**Instructions to follow**
Locate "Give me the" in the listing. Transcribe the line that contains it and every line that follows, through the last, omitting all pictures.

**Provided entries**
********************

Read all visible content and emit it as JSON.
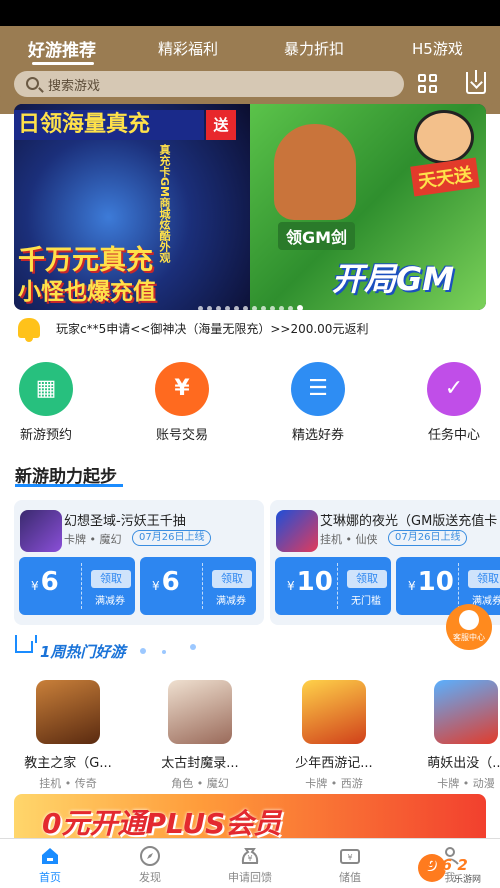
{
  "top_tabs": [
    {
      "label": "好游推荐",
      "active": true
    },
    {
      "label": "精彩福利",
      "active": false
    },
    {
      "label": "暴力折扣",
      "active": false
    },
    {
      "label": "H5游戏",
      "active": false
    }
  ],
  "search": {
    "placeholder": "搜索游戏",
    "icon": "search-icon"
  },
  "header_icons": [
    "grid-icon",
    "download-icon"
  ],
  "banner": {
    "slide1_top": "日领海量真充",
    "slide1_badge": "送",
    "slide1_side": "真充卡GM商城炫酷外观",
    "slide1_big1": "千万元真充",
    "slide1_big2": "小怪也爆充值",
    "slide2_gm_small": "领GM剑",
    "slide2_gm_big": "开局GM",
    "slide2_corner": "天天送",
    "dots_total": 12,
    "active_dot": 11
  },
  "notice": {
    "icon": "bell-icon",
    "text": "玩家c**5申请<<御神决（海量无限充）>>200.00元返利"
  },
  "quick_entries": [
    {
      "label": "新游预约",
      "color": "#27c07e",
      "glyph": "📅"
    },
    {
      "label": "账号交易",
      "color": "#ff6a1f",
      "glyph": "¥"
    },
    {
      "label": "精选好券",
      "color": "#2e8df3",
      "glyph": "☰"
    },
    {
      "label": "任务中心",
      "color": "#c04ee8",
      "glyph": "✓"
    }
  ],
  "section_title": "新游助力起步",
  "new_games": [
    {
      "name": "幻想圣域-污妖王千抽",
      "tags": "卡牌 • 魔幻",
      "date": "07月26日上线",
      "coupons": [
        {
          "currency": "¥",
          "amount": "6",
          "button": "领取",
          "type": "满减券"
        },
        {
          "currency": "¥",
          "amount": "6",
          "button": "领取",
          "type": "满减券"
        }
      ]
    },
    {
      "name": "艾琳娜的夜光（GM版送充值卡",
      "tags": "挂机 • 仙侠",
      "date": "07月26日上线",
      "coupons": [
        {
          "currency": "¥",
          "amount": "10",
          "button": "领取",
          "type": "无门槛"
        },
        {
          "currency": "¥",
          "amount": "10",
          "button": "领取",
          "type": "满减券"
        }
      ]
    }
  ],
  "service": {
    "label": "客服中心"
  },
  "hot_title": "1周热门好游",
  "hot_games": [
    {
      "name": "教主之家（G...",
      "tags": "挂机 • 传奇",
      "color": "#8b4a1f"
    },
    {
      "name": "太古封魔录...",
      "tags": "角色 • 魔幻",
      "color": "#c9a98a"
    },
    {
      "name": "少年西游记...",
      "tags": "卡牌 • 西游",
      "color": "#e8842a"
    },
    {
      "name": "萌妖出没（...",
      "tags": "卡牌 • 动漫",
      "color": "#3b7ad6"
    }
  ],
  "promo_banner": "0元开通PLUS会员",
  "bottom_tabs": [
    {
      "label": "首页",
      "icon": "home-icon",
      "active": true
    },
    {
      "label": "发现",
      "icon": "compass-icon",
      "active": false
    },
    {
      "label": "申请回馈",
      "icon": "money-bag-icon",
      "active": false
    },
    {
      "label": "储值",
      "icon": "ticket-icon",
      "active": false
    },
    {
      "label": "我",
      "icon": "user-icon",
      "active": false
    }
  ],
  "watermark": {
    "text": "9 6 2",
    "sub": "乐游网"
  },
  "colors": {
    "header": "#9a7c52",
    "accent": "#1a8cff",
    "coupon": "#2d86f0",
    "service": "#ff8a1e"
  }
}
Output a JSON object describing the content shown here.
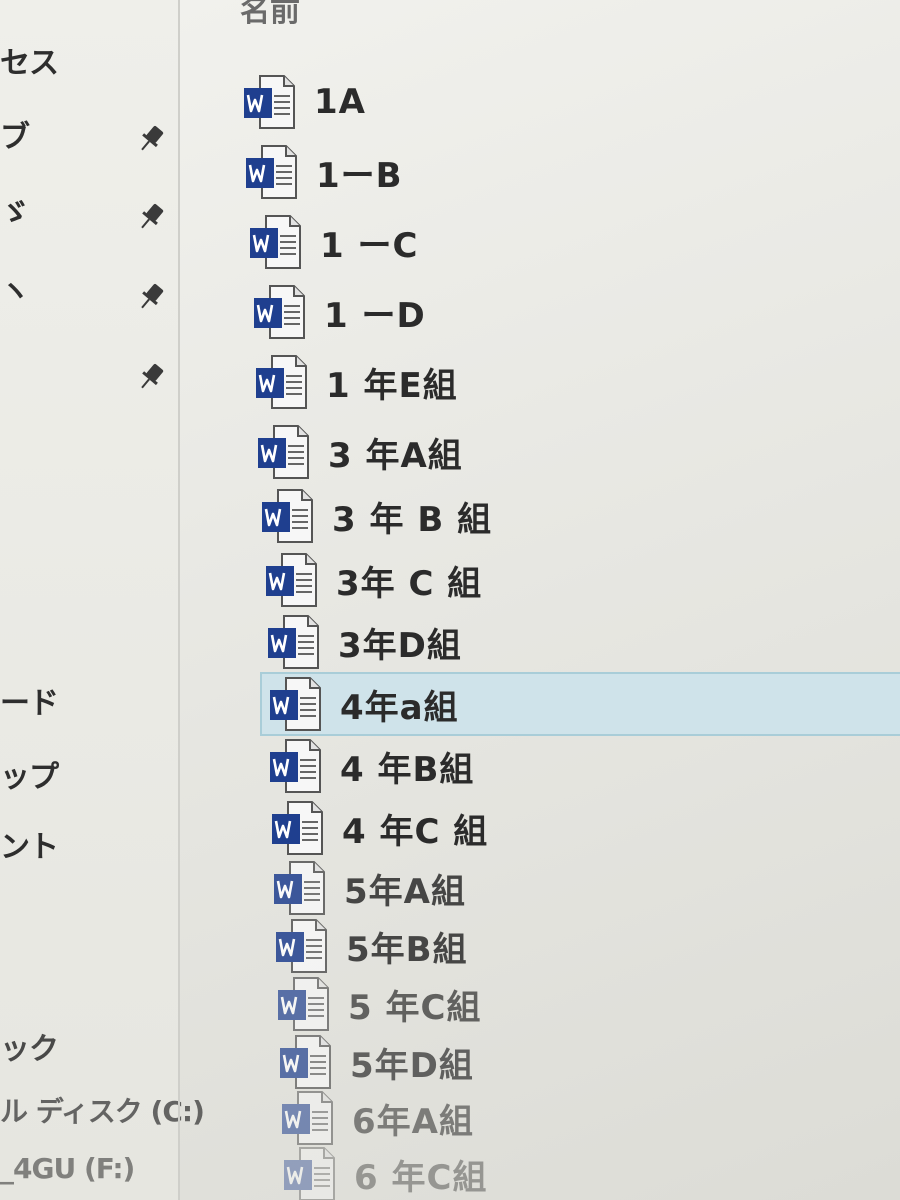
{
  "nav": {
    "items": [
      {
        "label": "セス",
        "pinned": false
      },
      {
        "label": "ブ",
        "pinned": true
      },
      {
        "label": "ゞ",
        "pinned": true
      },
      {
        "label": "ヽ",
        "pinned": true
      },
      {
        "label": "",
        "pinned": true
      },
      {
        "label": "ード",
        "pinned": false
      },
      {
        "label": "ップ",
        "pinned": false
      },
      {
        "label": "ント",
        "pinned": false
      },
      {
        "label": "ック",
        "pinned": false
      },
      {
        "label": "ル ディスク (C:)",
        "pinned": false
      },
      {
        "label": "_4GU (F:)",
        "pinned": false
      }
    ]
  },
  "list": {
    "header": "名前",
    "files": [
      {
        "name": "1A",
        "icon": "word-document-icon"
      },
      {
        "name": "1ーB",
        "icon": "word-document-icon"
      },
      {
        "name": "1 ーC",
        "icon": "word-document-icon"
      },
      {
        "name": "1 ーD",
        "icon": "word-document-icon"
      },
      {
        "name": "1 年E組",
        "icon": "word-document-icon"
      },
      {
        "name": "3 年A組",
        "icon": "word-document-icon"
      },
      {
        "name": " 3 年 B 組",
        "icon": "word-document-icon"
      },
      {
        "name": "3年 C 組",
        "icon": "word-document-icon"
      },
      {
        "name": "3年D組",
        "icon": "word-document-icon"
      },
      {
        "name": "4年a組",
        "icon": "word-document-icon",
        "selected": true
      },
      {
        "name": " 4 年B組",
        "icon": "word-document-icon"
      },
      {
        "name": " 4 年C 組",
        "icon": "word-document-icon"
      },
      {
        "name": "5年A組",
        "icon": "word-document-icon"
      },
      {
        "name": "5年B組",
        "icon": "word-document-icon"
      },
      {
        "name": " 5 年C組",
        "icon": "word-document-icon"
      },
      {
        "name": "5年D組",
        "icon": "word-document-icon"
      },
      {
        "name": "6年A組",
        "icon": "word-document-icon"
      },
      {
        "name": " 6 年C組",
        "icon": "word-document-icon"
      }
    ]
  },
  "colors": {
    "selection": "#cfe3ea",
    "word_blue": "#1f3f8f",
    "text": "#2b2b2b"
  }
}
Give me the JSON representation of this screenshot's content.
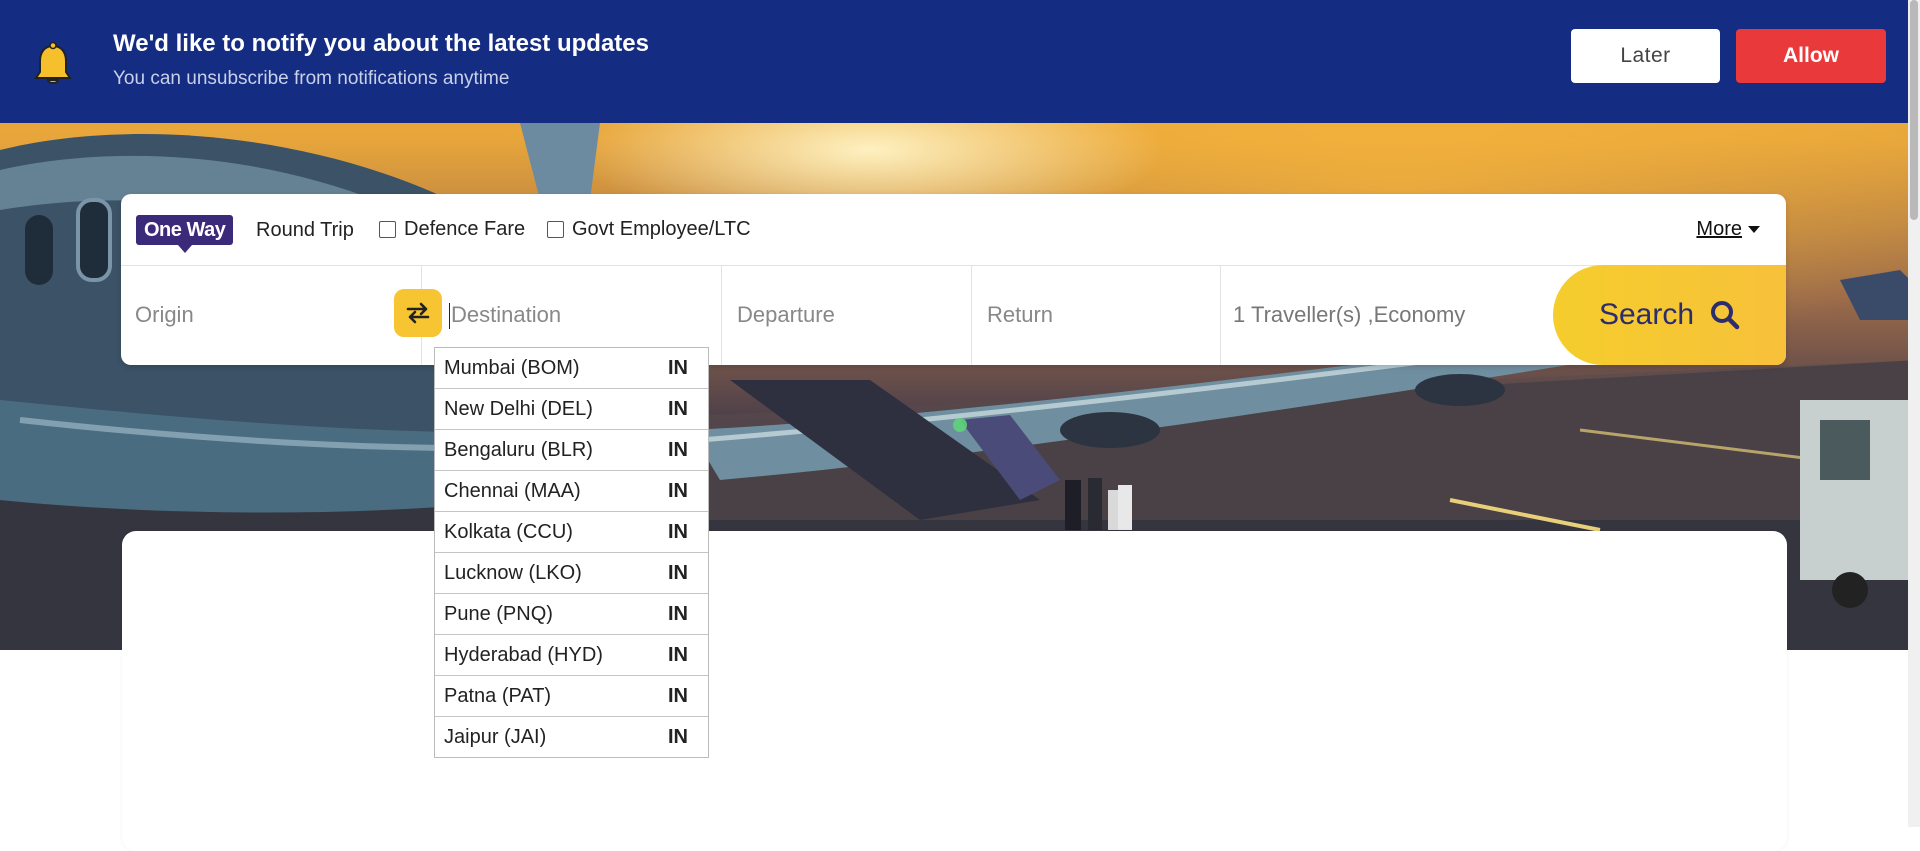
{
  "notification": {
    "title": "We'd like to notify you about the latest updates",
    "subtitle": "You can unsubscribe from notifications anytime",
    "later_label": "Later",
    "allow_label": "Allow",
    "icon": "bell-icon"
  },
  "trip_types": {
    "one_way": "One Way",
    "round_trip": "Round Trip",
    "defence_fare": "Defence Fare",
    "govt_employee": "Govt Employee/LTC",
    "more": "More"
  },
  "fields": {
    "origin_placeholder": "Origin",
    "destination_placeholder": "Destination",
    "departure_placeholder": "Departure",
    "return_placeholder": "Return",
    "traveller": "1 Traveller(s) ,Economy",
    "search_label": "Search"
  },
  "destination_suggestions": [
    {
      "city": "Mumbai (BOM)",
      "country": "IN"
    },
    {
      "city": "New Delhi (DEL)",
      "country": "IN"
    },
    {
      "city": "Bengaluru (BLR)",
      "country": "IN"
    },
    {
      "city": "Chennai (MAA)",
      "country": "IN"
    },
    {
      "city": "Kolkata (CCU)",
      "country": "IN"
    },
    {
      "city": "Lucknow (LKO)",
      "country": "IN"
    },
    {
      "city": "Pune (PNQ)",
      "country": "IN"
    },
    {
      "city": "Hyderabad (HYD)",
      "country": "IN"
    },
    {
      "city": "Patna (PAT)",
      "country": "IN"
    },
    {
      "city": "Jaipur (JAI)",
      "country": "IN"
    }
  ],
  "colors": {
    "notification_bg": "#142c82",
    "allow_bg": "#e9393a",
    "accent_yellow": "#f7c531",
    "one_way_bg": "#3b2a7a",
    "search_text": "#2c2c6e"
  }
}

********************

**Full output**
Give me the JSON representation of this screenshot's content.
{
  "notification": {
    "title": "We'd like to notify you about the latest updates",
    "subtitle": "You can unsubscribe from notifications anytime",
    "later_label": "Later",
    "allow_label": "Allow",
    "icon": "bell-icon"
  },
  "trip_types": {
    "one_way": "One Way",
    "round_trip": "Round Trip",
    "defence_fare": "Defence Fare",
    "govt_employee": "Govt Employee/LTC",
    "more": "More"
  },
  "fields": {
    "origin_placeholder": "Origin",
    "destination_placeholder": "Destination",
    "departure_placeholder": "Departure",
    "return_placeholder": "Return",
    "traveller": "1 Traveller(s) ,Economy",
    "search_label": "Search"
  },
  "destination_suggestions": [
    {
      "city": "Mumbai (BOM)",
      "country": "IN"
    },
    {
      "city": "New Delhi (DEL)",
      "country": "IN"
    },
    {
      "city": "Bengaluru (BLR)",
      "country": "IN"
    },
    {
      "city": "Chennai (MAA)",
      "country": "IN"
    },
    {
      "city": "Kolkata (CCU)",
      "country": "IN"
    },
    {
      "city": "Lucknow (LKO)",
      "country": "IN"
    },
    {
      "city": "Pune (PNQ)",
      "country": "IN"
    },
    {
      "city": "Hyderabad (HYD)",
      "country": "IN"
    },
    {
      "city": "Patna (PAT)",
      "country": "IN"
    },
    {
      "city": "Jaipur (JAI)",
      "country": "IN"
    }
  ],
  "colors": {
    "notification_bg": "#142c82",
    "allow_bg": "#e9393a",
    "accent_yellow": "#f7c531",
    "one_way_bg": "#3b2a7a",
    "search_text": "#2c2c6e"
  }
}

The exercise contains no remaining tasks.